Would you repeat the listing exactly but omit every picture?
— START Material to process —
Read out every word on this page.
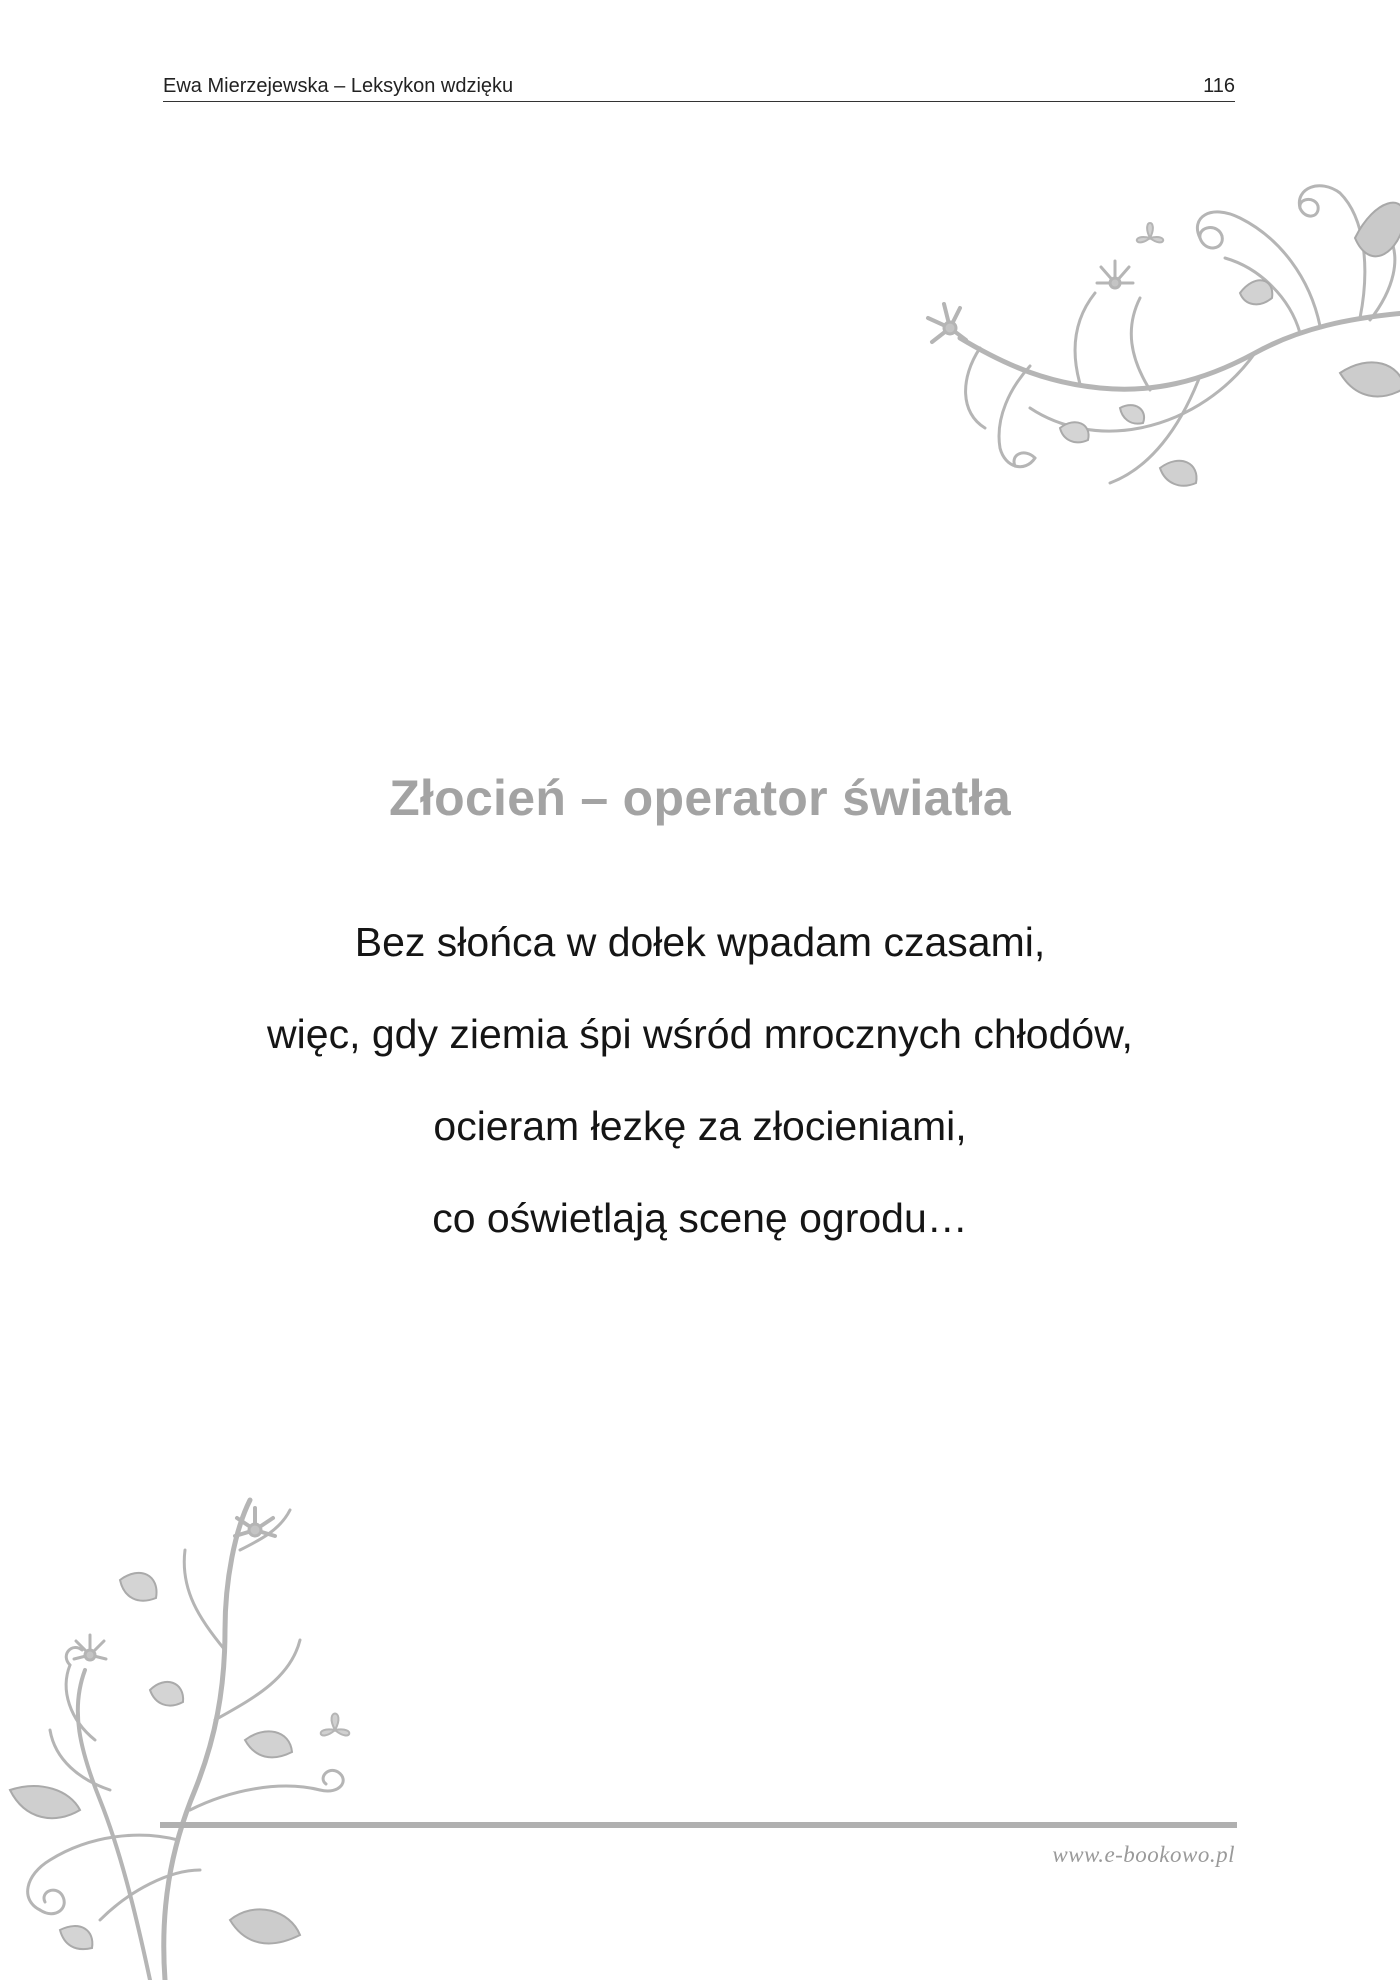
Ewa Mierzejewska – Leksykon wdzięku	116
Złocień – operator światła
Bez słońca w dołek wpadam czasami,
więc, gdy ziemia śpi wśród mrocznych chłodów,
ocieram łezkę za złocieniami,
co oświetlają scenę ogrodu…
www.e-bookowo.pl
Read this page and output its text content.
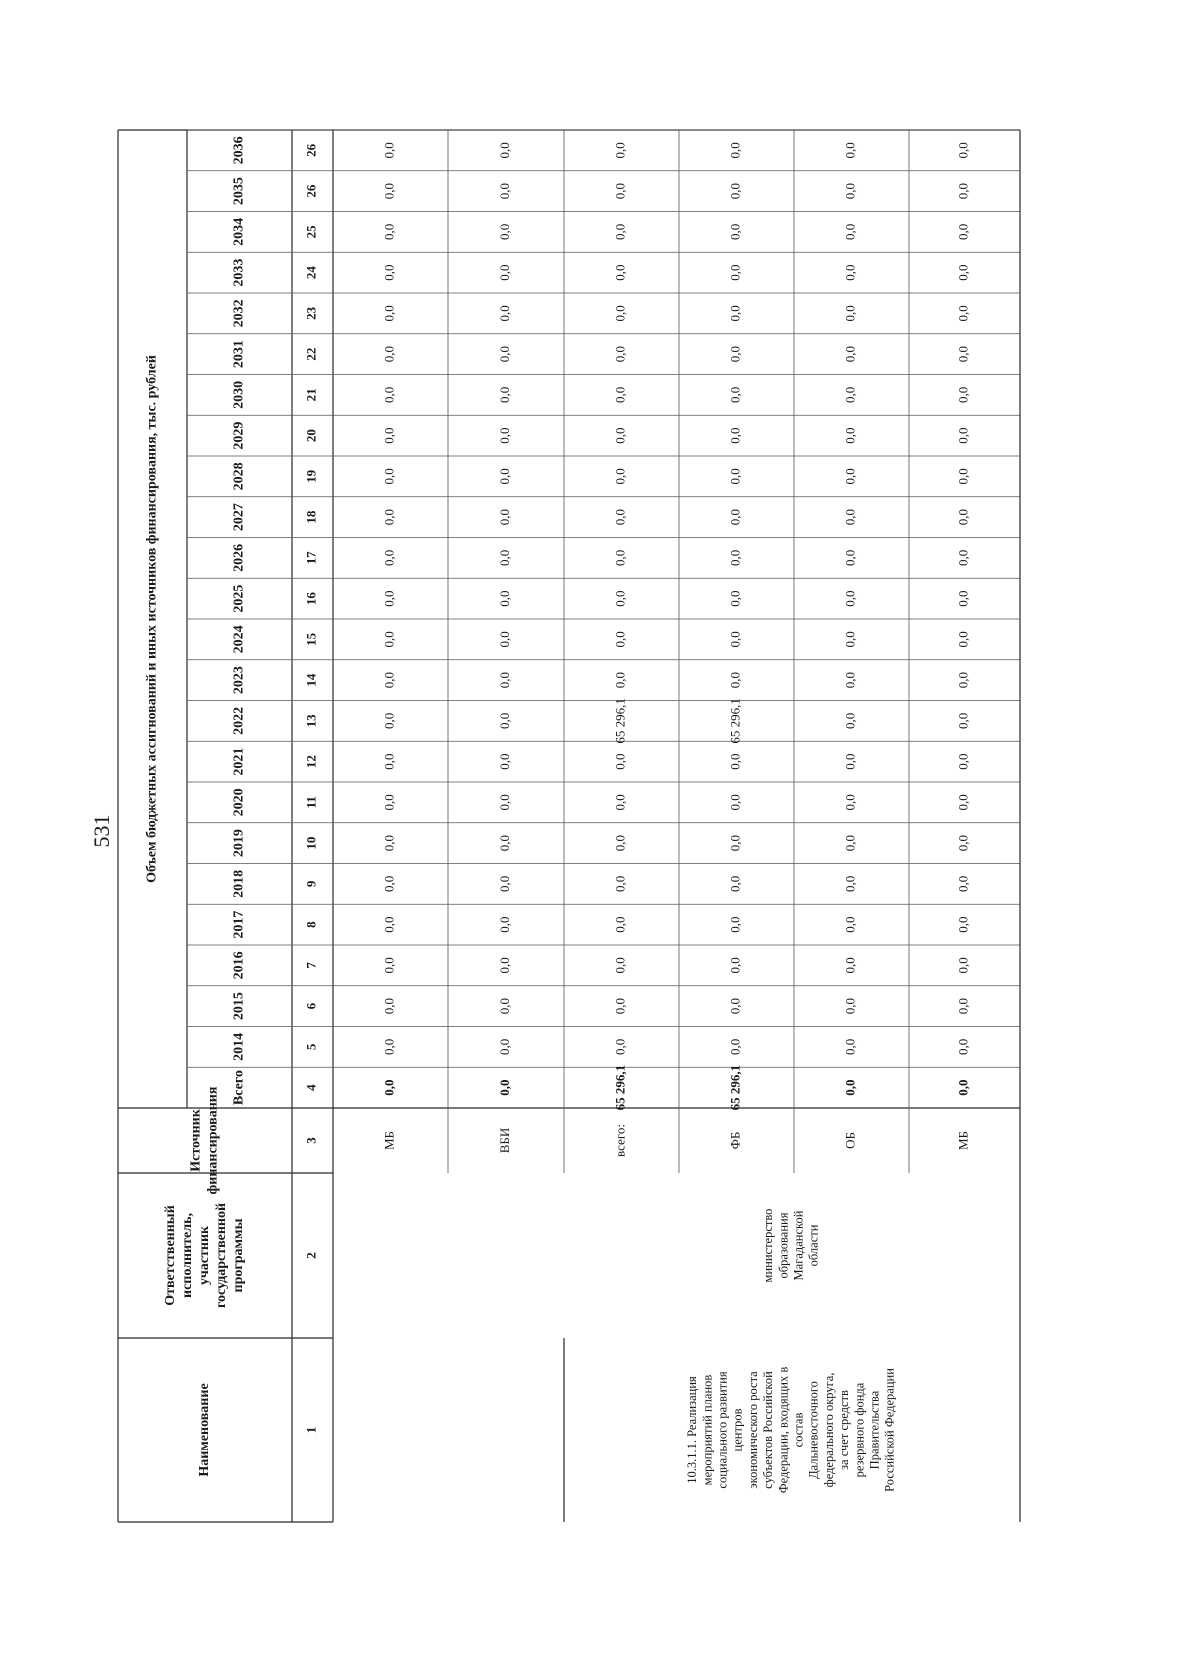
531
Наименование
Ответственный исполнитель, участник государственной программы
Источник финансирования
Объем бюджетных ассигнований и иных источников финансирования, тыс. рублей
Всего
2014
2015
2016
2017
2018
2019
2020
2021
2022
2023
2024
2025
2026
2027
2028
2029
2030
2031
2032
2033
2034
2035
2036
1
2
3
4
5
6
7
8
9
10
11
12
13
14
15
16
17
18
19
20
21
22
23
24
25
26
26
МБ
0,0
0,0
0,0
0,0
0,0
0,0
0,0
0,0
0,0
0,0
0,0
0,0
0,0
0,0
0,0
0,0
0,0
0,0
0,0
0,0
0,0
0,0
0,0
0,0
ВБИ
0,0
0,0
0,0
0,0
0,0
0,0
0,0
0,0
0,0
0,0
0,0
0,0
0,0
0,0
0,0
0,0
0,0
0,0
0,0
0,0
0,0
0,0
0,0
0,0
всего:
65 296,1
0,0
0,0
0,0
0,0
0,0
0,0
0,0
0,0
65 296,1
0,0
0,0
0,0
0,0
0,0
0,0
0,0
0,0
0,0
0,0
0,0
0,0
0,0
0,0
ФБ
65 296,1
0,0
0,0
0,0
0,0
0,0
0,0
0,0
0,0
65 296,1
0,0
0,0
0,0
0,0
0,0
0,0
0,0
0,0
0,0
0,0
0,0
0,0
0,0
0,0
ОБ
0,0
0,0
0,0
0,0
0,0
0,0
0,0
0,0
0,0
0,0
0,0
0,0
0,0
0,0
0,0
0,0
0,0
0,0
0,0
0,0
0,0
0,0
0,0
0,0
МБ
0,0
0,0
0,0
0,0
0,0
0,0
0,0
0,0
0,0
0,0
0,0
0,0
0,0
0,0
0,0
0,0
0,0
0,0
0,0
0,0
0,0
0,0
0,0
0,0
10.3.1.1. Реализация мероприятий планов социального развития центров экономического роста субъектов Российской Федерации, входящих в состав Дальневосточного федерального округа, за счет средств резервного фонда Правительства Российской Федерации
министерство образования Магаданской области
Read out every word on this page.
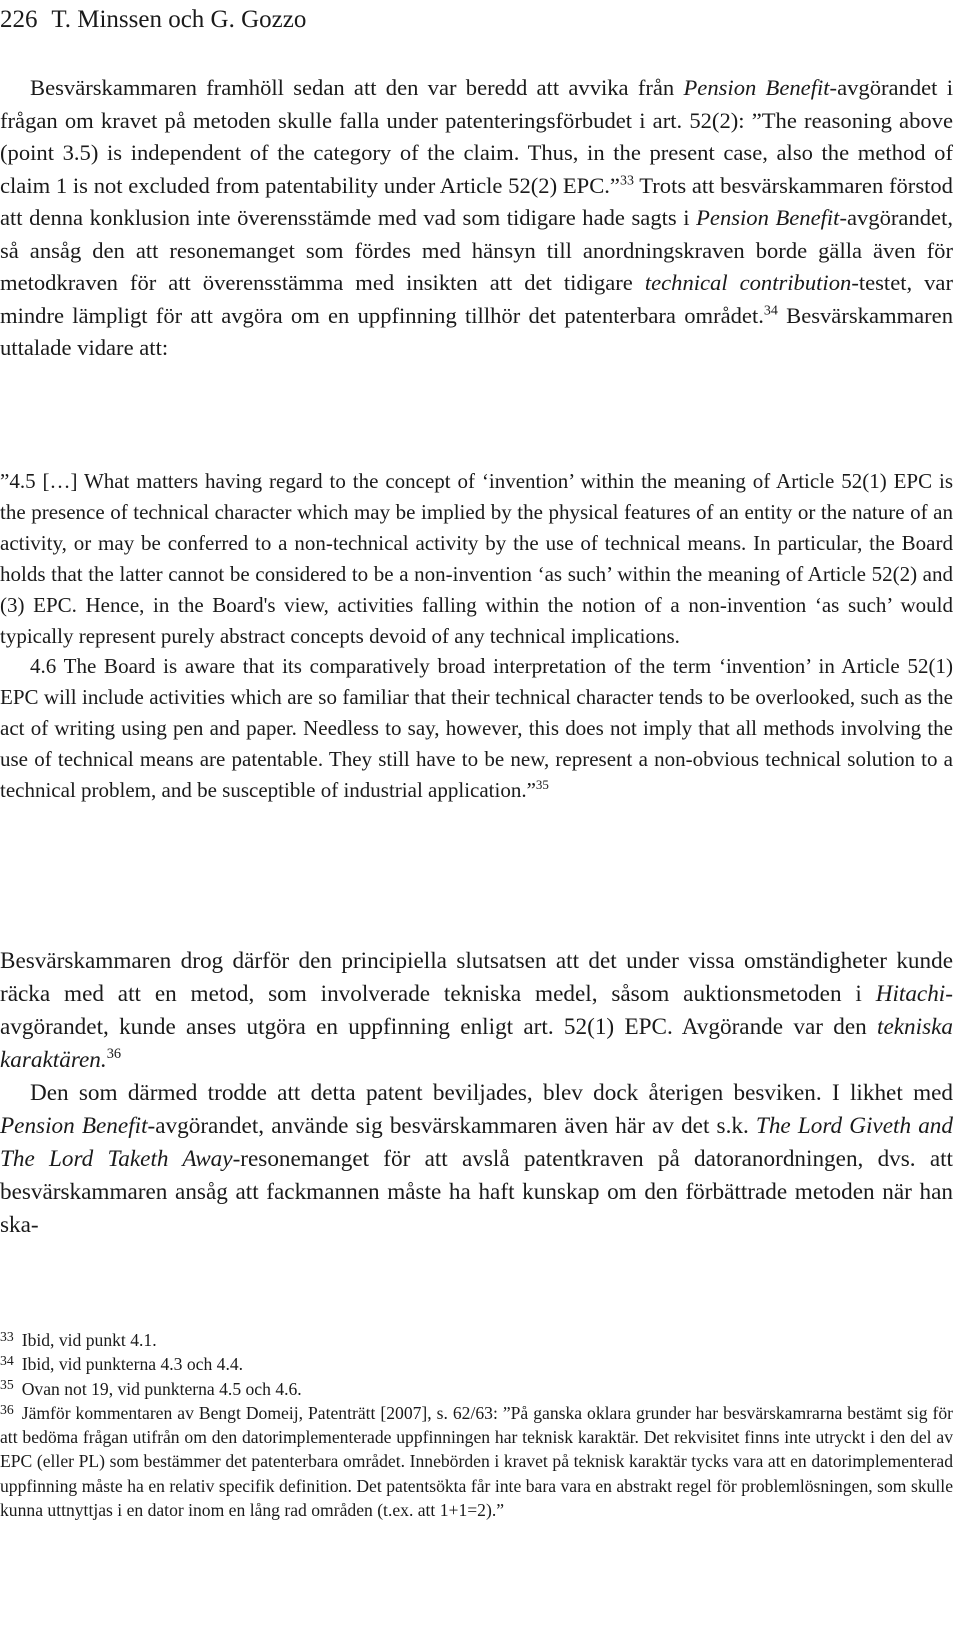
226 T. Minssen och G. Gozzo

Besvärskammaren framhöll sedan att den var beredd att avvika från Pension Benefit-avgörandet i frågan om kravet på metoden skulle falla under patenteringsförbudet i art. 52(2): ”The reasoning above (point 3.5) is independent of the category of the claim. Thus, in the present case, also the method of claim 1 is not excluded from patentability under Article 52(2) EPC.”$^{33}$ Trots att besvärskammaren förstod att denna konklusion inte överensstämde med vad som tidigare hade sagts i Pension Benefit-avgörandet, så ansåg den att resonemanget som fördes med hänsyn till anordningskraven borde gälla även för metodkraven för att överensstämma med insikten att det tidigare technical contribution-testet, var mindre lämpligt för att avgöra om en uppfinning tillhör det patenterbara området.$^{34}$ Besvärskammaren uttalade vidare att:

”4.5 […] What matters having regard to the concept of ‘invention’ within the meaning of Article 52(1) EPC is the presence of technical character which may be implied by the physical features of an entity or the nature of an activity, or may be conferred to a non-technical activity by the use of technical means. In particular, the Board holds that the latter cannot be considered to be a non-invention ‘as such’ within the meaning of Article 52(2) and (3) EPC. Hence, in the Board's view, activities falling within the notion of a non-invention ‘as such’ would typically represent purely abstract concepts devoid of any technical implications.

4.6 The Board is aware that its comparatively broad interpretation of the term ‘invention’ in Article 52(1) EPC will include activities which are so familiar that their technical character tends to be overlooked, such as the act of writing using pen and paper. Needless to say, however, this does not imply that all methods involving the use of technical means are patentable. They still have to be new, represent a non-obvious technical solution to a technical problem, and be susceptible of industrial application.”$^{35}$

Besvärskammaren drog därför den principiella slutsatsen att det under vissa omständigheter kunde räcka med att en metod, som involverade tekniska medel, såsom auktionsmetoden i Hitachi-avgörandet, kunde anses utgöra en uppfinning enligt art. 52(1) EPC. Avgörande var den tekniska karaktären.$^{36}$

Den som därmed trodde att detta patent beviljades, blev dock återigen besviken. I likhet med Pension Benefit-avgörandet, använde sig besvärskammaren även här av det s.k. The Lord Giveth and The Lord Taketh Away-resonemanget för att avslå patentkraven på datoranordningen, dvs. att besvärskammaren ansåg att fackmannen måste ha haft kunskap om den förbättrade metoden när han ska-

$^{33}$ Ibid, vid punkt 4.1.

$^{34}$ Ibid, vid punkterna 4.3 och 4.4.

$^{35}$ Ovan not 19, vid punkterna 4.5 och 4.6.

$^{36}$ Jämför kommentaren av Bengt Domeij, Patenträtt [2007], s. 62/63: ”På ganska oklara grunder har besvärskamrarna bestämt sig för att bedöma frågan utifrån om den datorimplementerade uppfinningen har teknisk karaktär. Det rekvisitet finns inte utryckt i den del av EPC (eller PL) som bestämmer det patenterbara området. Innebörden i kravet på teknisk karaktär tycks vara att en datorimplementerad uppfinning måste ha en relativ specifik definition. Det patentsökta får inte bara vara en abstrakt regel för problemlösningen, som skulle kunna uttnyttjas i en dator inom en lång rad områden (t.ex. att 1+1=2).”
— END Material to process —
- **Result of this exercise**
Read out every word on this page.
Ewa Mierzejewska – Leksykon wdzięku	116
Złocień – operator światła
Bez słońca w dołek wpadam czasami,
więc, gdy ziemia śpi wśród mrocznych chłodów,
ocieram łezkę za złocieniami,
co oświetlają scenę ogrodu…
www.e-bookowo.pl
Read this page and output its text content.
531
Наименование
Ответственный исполнитель, участник государственной программы
Источник финансирования
Объем бюджетных ассигнований и иных источников финансирования, тыс. рублей
Всего
2014
2015
2016
2017
2018
2019
2020
2021
2022
2023
2024
2025
2026
2027
2028
2029
2030
2031
2032
2033
2034
2035
2036
1
2
3
4
5
6
7
8
9
10
11
12
13
14
15
16
17
18
19
20
21
22
23
24
25
26
26
МБ
0,0
0,0
0,0
0,0
0,0
0,0
0,0
0,0
0,0
0,0
0,0
0,0
0,0
0,0
0,0
0,0
0,0
0,0
0,0
0,0
0,0
0,0
0,0
0,0
ВБИ
0,0
0,0
0,0
0,0
0,0
0,0
0,0
0,0
0,0
0,0
0,0
0,0
0,0
0,0
0,0
0,0
0,0
0,0
0,0
0,0
0,0
0,0
0,0
0,0
всего:
65 296,1
0,0
0,0
0,0
0,0
0,0
0,0
0,0
0,0
65 296,1
0,0
0,0
0,0
0,0
0,0
0,0
0,0
0,0
0,0
0,0
0,0
0,0
0,0
0,0
ФБ
65 296,1
0,0
0,0
0,0
0,0
0,0
0,0
0,0
0,0
65 296,1
0,0
0,0
0,0
0,0
0,0
0,0
0,0
0,0
0,0
0,0
0,0
0,0
0,0
0,0
ОБ
0,0
0,0
0,0
0,0
0,0
0,0
0,0
0,0
0,0
0,0
0,0
0,0
0,0
0,0
0,0
0,0
0,0
0,0
0,0
0,0
0,0
0,0
0,0
0,0
МБ
0,0
0,0
0,0
0,0
0,0
0,0
0,0
0,0
0,0
0,0
0,0
0,0
0,0
0,0
0,0
0,0
0,0
0,0
0,0
0,0
0,0
0,0
0,0
0,0
10.3.1.1. Реализация мероприятий планов социального развития центров экономического роста субъектов Российской Федерации, входящих в состав Дальневосточного федерального округа, за счет средств резервного фонда Правительства Российской Федерации
министерство образования Магаданской области
Read out every word on this page.
226 T. Minssen och G. Gozzo

Besvärskammaren framhöll sedan att den var beredd att avvika från Pension Benefit-avgörandet i frågan om kravet på metoden skulle falla under patenteringsförbudet i art. 52(2): ”The reasoning above (point 3.5) is independent of the category of the claim. Thus, in the present case, also the method of claim 1 is not excluded from patentability under Article 52(2) EPC.”$^{33}$ Trots att besvärskammaren förstod att denna konklusion inte överensstämde med vad som tidigare hade sagts i Pension Benefit-avgörandet, så ansåg den att resonemanget som fördes med hänsyn till anordningskraven borde gälla även för metodkraven för att överensstämma med insikten att det tidigare technical contribution-testet, var mindre lämpligt för att avgöra om en uppfinning tillhör det patenterbara området.$^{34}$ Besvärskammaren uttalade vidare att:

”4.5 […] What matters having regard to the concept of ‘invention’ within the meaning of Article 52(1) EPC is the presence of technical character which may be implied by the physical features of an entity or the nature of an activity, or may be conferred to a non-technical activity by the use of technical means. In particular, the Board holds that the latter cannot be considered to be a non-invention ‘as such’ within the meaning of Article 52(2) and (3) EPC. Hence, in the Board's view, activities falling within the notion of a non-invention ‘as such’ would typically represent purely abstract concepts devoid of any technical implications.

4.6 The Board is aware that its comparatively broad interpretation of the term ‘invention’ in Article 52(1) EPC will include activities which are so familiar that their technical character tends to be overlooked, such as the act of writing using pen and paper. Needless to say, however, this does not imply that all methods involving the use of technical means are patentable. They still have to be new, represent a non-obvious technical solution to a technical problem, and be susceptible of industrial application.”$^{35}$

Besvärskammaren drog därför den principiella slutsatsen att det under vissa omständigheter kunde räcka med att en metod, som involverade tekniska medel, såsom auktionsmetoden i Hitachi-avgörandet, kunde anses utgöra en uppfinning enligt art. 52(1) EPC. Avgörande var den tekniska karaktären.$^{36}$

Den som därmed trodde att detta patent beviljades, blev dock återigen besviken. I likhet med Pension Benefit-avgörandet, använde sig besvärskammaren även här av det s.k. The Lord Giveth and The Lord Taketh Away-resonemanget för att avslå patentkraven på datoranordningen, dvs. att besvärskammaren ansåg att fackmannen måste ha haft kunskap om den förbättrade metoden när han ska-

$^{33}$ Ibid, vid punkt 4.1.

$^{34}$ Ibid, vid punkterna 4.3 och 4.4.

$^{35}$ Ovan not 19, vid punkterna 4.5 och 4.6.

$^{36}$ Jämför kommentaren av Bengt Domeij, Patenträtt [2007], s. 62/63: ”På ganska oklara grunder har besvärskamrarna bestämt sig för att bedöma frågan utifrån om den datorimplementerade uppfinningen har teknisk karaktär. Det rekvisitet finns inte utryckt i den del av EPC (eller PL) som bestämmer det patenterbara området. Innebörden i kravet på teknisk karaktär tycks vara att en datorimplementerad uppfinning måste ha en relativ specifik definition. Det patentsökta får inte bara vara en abstrakt regel för problemlösningen, som skulle kunna uttnyttjas i en dator inom en lång rad områden (t.ex. att 1+1=2).”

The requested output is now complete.